▸ **Directive**
Locate the word "CLOSE" in the material, then show every line that holds it.
··· Extracted material
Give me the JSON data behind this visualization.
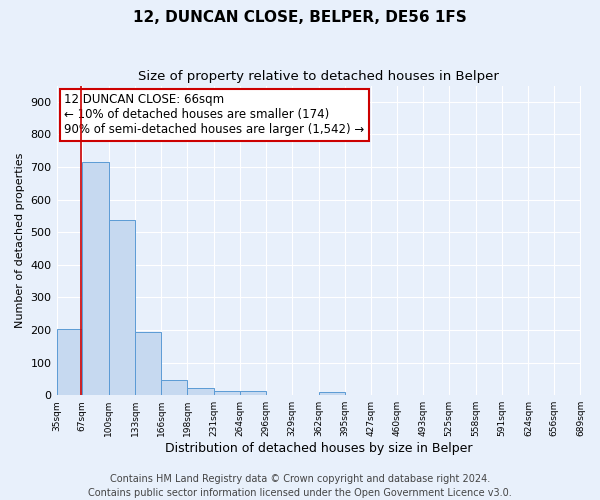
{
  "title": "12, DUNCAN CLOSE, BELPER, DE56 1FS",
  "subtitle": "Size of property relative to detached houses in Belper",
  "xlabel": "Distribution of detached houses by size in Belper",
  "ylabel": "Number of detached properties",
  "bar_edges": [
    35,
    67,
    100,
    133,
    166,
    198,
    231,
    264,
    296,
    329,
    362,
    395,
    427,
    460,
    493,
    525,
    558,
    591,
    624,
    656,
    689
  ],
  "bar_heights": [
    203,
    717,
    537,
    193,
    47,
    22,
    14,
    14,
    0,
    0,
    9,
    0,
    0,
    0,
    0,
    0,
    0,
    0,
    0,
    0
  ],
  "bar_color": "#c6d9f0",
  "bar_edge_color": "#5b9bd5",
  "ylim": [
    0,
    950
  ],
  "yticks": [
    0,
    100,
    200,
    300,
    400,
    500,
    600,
    700,
    800,
    900
  ],
  "tick_labels": [
    "35sqm",
    "67sqm",
    "100sqm",
    "133sqm",
    "166sqm",
    "198sqm",
    "231sqm",
    "264sqm",
    "296sqm",
    "329sqm",
    "362sqm",
    "395sqm",
    "427sqm",
    "460sqm",
    "493sqm",
    "525sqm",
    "558sqm",
    "591sqm",
    "624sqm",
    "656sqm",
    "689sqm"
  ],
  "property_line_x": 66,
  "property_line_color": "#cc0000",
  "annotation_line1": "12 DUNCAN CLOSE: 66sqm",
  "annotation_line2": "← 10% of detached houses are smaller (174)",
  "annotation_line3": "90% of semi-detached houses are larger (1,542) →",
  "footer_line1": "Contains HM Land Registry data © Crown copyright and database right 2024.",
  "footer_line2": "Contains public sector information licensed under the Open Government Licence v3.0.",
  "bg_color": "#e8f0fb",
  "grid_color": "#ffffff",
  "title_fontsize": 11,
  "subtitle_fontsize": 9.5,
  "xlabel_fontsize": 9,
  "ylabel_fontsize": 8,
  "annotation_fontsize": 8.5,
  "tick_fontsize": 6.5,
  "footer_fontsize": 7
}
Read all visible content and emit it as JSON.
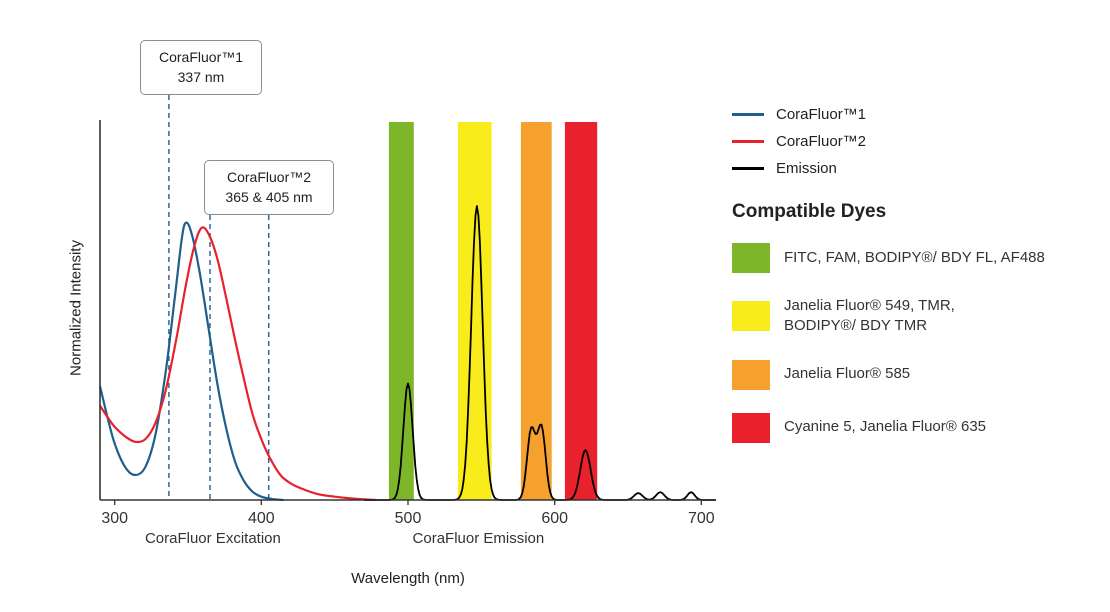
{
  "legend": {
    "items": [
      {
        "label": "CoraFluor™1",
        "color": "#1f5f8b"
      },
      {
        "label": "CoraFluor™2",
        "color": "#e8212d"
      },
      {
        "label": "Emission",
        "color": "#000000"
      }
    ]
  },
  "dyes": {
    "heading": "Compatible Dyes",
    "items": [
      {
        "label": "FITC, FAM, BODIPY®/ BDY FL, AF488",
        "color": "#7db629"
      },
      {
        "label": "Janelia Fluor® 549, TMR,\nBODIPY®/ BDY TMR",
        "color": "#f8ec1a"
      },
      {
        "label": "Janelia Fluor® 585",
        "color": "#f6a12e"
      },
      {
        "label": "Cyanine 5, Janelia Fluor® 635",
        "color": "#e8212d"
      }
    ]
  },
  "chart_data": {
    "type": "line",
    "title": "",
    "xlabel": "Wavelength (nm)",
    "ylabel": "Normalized Intensity",
    "xlim": [
      290,
      710
    ],
    "ylim": [
      0,
      1.37
    ],
    "grid": false,
    "legend_position": "right",
    "x_ticks": [
      300,
      400,
      500,
      600,
      700
    ],
    "x_region_labels": [
      {
        "text": "CoraFluor Excitation",
        "x": 367
      },
      {
        "text": "CoraFluor Emission",
        "x": 548
      }
    ],
    "annotations": [
      {
        "line1": "CoraFluor™1",
        "line2": "337 nm",
        "lines_nm": [
          337
        ]
      },
      {
        "line1": "CoraFluor™2",
        "line2": "365 & 405 nm",
        "lines_nm": [
          365,
          405
        ]
      }
    ],
    "excitation_lines_nm": [
      337,
      365,
      405
    ],
    "excitation_line_color": "#2f6699",
    "filter_bands": [
      {
        "name": "fitc-fam-bodipyfl-af488",
        "color": "#7db629",
        "x0": 487,
        "x1": 504
      },
      {
        "name": "jf549-tmr-bodipytmr",
        "color": "#f8ec1a",
        "x0": 534,
        "x1": 557
      },
      {
        "name": "jf585",
        "color": "#f6a12e",
        "x0": 577,
        "x1": 598
      },
      {
        "name": "cy5-jf635",
        "color": "#e8212d",
        "x0": 607,
        "x1": 629
      }
    ],
    "series": [
      {
        "name": "CoraFluor™1",
        "kind": "points",
        "color": "#1f5f8b",
        "points": [
          [
            290,
            0.41
          ],
          [
            299,
            0.22
          ],
          [
            307,
            0.12
          ],
          [
            314,
            0.09
          ],
          [
            321,
            0.12
          ],
          [
            328,
            0.24
          ],
          [
            335,
            0.47
          ],
          [
            341,
            0.73
          ],
          [
            346,
            0.95
          ],
          [
            349,
            1.0
          ],
          [
            353,
            0.95
          ],
          [
            358,
            0.82
          ],
          [
            364,
            0.62
          ],
          [
            370,
            0.42
          ],
          [
            376,
            0.26
          ],
          [
            382,
            0.14
          ],
          [
            388,
            0.07
          ],
          [
            394,
            0.03
          ],
          [
            400,
            0.012
          ],
          [
            407,
            0.004
          ],
          [
            415,
            0.0
          ]
        ]
      },
      {
        "name": "CoraFluor™2",
        "kind": "points",
        "color": "#e8212d",
        "points": [
          [
            290,
            0.34
          ],
          [
            299,
            0.27
          ],
          [
            307,
            0.23
          ],
          [
            314,
            0.21
          ],
          [
            321,
            0.22
          ],
          [
            328,
            0.28
          ],
          [
            335,
            0.4
          ],
          [
            342,
            0.58
          ],
          [
            348,
            0.76
          ],
          [
            354,
            0.91
          ],
          [
            359,
            0.98
          ],
          [
            364,
            0.96
          ],
          [
            370,
            0.87
          ],
          [
            376,
            0.73
          ],
          [
            382,
            0.58
          ],
          [
            388,
            0.44
          ],
          [
            394,
            0.31
          ],
          [
            400,
            0.22
          ],
          [
            406,
            0.15
          ],
          [
            413,
            0.09
          ],
          [
            420,
            0.06
          ],
          [
            428,
            0.04
          ],
          [
            438,
            0.022
          ],
          [
            450,
            0.012
          ],
          [
            463,
            0.005
          ],
          [
            478,
            0.0
          ]
        ]
      },
      {
        "name": "Emission",
        "kind": "gaussian_peaks",
        "color": "#000000",
        "range": [
          470,
          710
        ],
        "peaks": [
          {
            "center": 500,
            "height": 0.42,
            "width": 4.5
          },
          {
            "center": 547,
            "height": 1.06,
            "width": 5.5
          },
          {
            "center": 584,
            "height": 0.25,
            "width": 4
          },
          {
            "center": 591,
            "height": 0.26,
            "width": 4
          },
          {
            "center": 621,
            "height": 0.18,
            "width": 5
          },
          {
            "center": 657,
            "height": 0.025,
            "width": 4
          },
          {
            "center": 672,
            "height": 0.028,
            "width": 4
          },
          {
            "center": 693,
            "height": 0.028,
            "width": 3.5
          }
        ]
      }
    ]
  }
}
······
▸ **Completed task**
  "title": "12, DUNCAN CLOSE, BELPER, DE56 1FS",
  "annotation_line1": "12 DUNCAN CLOSE: 66sqm",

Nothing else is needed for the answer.